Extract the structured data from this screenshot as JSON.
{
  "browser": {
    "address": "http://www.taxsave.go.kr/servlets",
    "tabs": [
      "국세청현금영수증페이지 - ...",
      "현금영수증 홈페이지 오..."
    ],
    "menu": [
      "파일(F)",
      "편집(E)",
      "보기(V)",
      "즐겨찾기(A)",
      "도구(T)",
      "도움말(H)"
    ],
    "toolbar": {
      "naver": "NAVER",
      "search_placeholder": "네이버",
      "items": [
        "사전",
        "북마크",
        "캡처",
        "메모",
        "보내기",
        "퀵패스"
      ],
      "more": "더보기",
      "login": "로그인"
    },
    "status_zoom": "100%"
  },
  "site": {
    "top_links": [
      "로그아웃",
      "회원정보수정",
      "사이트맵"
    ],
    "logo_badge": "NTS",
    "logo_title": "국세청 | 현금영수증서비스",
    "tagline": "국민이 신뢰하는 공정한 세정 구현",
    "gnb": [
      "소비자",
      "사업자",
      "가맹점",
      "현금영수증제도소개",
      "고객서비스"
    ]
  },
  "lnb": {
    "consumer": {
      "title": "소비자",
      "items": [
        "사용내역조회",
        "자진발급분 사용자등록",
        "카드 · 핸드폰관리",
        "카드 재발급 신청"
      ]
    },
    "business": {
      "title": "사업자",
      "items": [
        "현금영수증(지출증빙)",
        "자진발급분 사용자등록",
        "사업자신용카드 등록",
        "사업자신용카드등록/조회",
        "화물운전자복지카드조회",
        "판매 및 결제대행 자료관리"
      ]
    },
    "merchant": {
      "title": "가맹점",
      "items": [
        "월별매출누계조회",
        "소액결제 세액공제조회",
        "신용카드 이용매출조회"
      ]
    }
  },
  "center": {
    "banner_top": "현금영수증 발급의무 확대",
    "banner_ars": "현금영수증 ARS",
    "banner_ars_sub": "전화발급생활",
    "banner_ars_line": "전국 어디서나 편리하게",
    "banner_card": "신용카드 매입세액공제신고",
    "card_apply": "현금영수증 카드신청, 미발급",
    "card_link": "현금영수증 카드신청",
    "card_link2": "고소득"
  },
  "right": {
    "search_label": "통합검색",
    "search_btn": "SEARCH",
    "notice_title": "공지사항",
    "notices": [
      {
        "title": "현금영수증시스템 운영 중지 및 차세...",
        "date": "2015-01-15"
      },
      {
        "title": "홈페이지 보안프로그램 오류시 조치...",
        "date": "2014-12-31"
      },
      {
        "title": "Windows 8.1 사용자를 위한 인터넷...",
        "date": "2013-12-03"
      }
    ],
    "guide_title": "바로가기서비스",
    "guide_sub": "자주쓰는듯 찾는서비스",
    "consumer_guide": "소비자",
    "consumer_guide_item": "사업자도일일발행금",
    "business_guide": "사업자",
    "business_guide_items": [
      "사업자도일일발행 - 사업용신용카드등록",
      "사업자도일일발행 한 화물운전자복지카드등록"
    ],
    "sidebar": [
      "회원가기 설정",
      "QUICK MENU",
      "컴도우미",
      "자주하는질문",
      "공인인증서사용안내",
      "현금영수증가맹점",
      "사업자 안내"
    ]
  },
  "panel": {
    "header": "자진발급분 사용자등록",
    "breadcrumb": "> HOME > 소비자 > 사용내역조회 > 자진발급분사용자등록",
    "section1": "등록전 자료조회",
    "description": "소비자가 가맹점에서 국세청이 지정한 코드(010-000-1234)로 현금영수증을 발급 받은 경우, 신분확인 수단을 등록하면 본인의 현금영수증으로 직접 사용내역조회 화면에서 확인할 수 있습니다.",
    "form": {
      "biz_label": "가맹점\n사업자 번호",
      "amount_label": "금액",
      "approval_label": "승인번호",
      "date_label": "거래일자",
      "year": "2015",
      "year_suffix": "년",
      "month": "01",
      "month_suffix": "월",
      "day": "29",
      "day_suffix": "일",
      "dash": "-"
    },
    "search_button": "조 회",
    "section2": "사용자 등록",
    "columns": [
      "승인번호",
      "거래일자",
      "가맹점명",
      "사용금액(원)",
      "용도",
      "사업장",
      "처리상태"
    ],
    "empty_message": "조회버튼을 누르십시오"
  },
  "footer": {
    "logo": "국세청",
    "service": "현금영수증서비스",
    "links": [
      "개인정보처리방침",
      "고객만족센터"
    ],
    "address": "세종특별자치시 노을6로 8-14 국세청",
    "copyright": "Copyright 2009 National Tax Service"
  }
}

TASK DETAILS: Count each line with "홈페이지" in it and report that figure by itself.

WRITTEN SOLUTION: 2